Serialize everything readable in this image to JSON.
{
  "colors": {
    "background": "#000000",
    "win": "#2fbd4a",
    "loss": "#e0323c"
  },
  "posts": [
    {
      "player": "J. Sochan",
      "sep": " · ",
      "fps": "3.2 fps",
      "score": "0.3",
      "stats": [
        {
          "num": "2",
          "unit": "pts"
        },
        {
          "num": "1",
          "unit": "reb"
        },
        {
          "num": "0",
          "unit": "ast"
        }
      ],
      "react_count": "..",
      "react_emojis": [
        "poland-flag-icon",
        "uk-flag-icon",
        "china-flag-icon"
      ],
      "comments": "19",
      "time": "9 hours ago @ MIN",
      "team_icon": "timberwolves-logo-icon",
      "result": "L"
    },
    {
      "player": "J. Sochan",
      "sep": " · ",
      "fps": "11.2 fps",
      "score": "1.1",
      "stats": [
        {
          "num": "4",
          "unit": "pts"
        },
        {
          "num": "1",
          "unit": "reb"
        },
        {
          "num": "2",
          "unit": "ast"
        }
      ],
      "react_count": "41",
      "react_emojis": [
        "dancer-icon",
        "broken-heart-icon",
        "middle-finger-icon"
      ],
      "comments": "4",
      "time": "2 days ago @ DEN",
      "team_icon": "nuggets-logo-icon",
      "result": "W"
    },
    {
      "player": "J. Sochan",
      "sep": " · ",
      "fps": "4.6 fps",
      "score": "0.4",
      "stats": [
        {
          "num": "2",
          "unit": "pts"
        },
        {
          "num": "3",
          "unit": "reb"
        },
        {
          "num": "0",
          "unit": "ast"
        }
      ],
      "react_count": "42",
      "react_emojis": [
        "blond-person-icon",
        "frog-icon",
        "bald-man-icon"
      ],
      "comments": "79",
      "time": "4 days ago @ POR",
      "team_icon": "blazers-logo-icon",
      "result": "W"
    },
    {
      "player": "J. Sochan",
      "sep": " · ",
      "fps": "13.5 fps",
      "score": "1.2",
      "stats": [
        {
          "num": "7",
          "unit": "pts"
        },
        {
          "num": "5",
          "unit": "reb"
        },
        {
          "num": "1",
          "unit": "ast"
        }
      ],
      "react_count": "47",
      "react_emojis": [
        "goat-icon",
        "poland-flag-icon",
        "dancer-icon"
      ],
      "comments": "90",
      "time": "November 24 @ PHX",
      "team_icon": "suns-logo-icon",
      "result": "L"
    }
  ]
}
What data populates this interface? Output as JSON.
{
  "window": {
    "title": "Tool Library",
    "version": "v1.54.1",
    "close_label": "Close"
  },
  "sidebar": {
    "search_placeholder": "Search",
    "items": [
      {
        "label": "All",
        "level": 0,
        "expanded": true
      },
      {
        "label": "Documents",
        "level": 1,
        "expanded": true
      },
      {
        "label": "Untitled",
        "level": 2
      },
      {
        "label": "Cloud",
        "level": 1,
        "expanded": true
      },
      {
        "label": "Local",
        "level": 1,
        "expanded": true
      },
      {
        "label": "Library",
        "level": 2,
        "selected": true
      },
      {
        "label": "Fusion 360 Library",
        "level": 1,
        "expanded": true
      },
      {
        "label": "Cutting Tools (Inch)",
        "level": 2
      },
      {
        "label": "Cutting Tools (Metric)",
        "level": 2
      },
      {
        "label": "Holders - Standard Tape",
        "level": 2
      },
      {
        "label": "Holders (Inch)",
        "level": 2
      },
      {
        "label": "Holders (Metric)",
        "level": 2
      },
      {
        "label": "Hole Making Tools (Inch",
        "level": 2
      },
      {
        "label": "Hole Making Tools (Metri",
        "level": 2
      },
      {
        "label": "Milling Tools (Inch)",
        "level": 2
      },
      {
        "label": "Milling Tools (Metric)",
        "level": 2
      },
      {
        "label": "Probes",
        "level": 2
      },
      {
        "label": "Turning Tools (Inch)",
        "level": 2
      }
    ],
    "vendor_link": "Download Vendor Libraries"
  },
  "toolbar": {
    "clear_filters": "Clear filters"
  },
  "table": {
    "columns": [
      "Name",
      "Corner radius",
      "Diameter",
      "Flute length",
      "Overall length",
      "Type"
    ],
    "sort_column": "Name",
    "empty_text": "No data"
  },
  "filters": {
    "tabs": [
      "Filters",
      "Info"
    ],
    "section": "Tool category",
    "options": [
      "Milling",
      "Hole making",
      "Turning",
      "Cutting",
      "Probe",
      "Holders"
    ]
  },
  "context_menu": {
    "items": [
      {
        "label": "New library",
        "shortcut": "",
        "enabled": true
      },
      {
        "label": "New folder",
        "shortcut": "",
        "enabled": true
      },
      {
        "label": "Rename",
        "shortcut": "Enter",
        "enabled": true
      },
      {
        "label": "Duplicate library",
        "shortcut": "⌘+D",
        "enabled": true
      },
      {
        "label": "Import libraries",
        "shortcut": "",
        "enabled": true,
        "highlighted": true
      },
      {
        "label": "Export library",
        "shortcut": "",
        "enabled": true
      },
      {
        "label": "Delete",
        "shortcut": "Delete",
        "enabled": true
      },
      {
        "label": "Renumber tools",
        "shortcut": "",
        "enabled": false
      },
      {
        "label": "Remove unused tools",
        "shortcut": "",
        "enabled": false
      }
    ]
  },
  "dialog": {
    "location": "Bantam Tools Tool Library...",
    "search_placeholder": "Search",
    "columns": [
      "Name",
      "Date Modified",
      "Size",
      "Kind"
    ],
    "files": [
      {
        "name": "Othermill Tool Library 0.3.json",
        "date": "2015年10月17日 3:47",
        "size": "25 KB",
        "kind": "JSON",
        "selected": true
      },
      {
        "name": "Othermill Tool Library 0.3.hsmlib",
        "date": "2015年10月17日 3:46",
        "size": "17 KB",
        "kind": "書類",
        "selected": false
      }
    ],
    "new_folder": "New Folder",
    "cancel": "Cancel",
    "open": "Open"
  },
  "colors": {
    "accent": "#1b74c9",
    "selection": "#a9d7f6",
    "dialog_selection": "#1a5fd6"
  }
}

= = =

**INSTRUCTIONS TO FOLLOW**:
Pull every line containing the word "comments" out of the entries above.

**IN RESPONSE**:
      "comments": "19",
      "comments": "4",
      "comments": "79",
      "comments": "90",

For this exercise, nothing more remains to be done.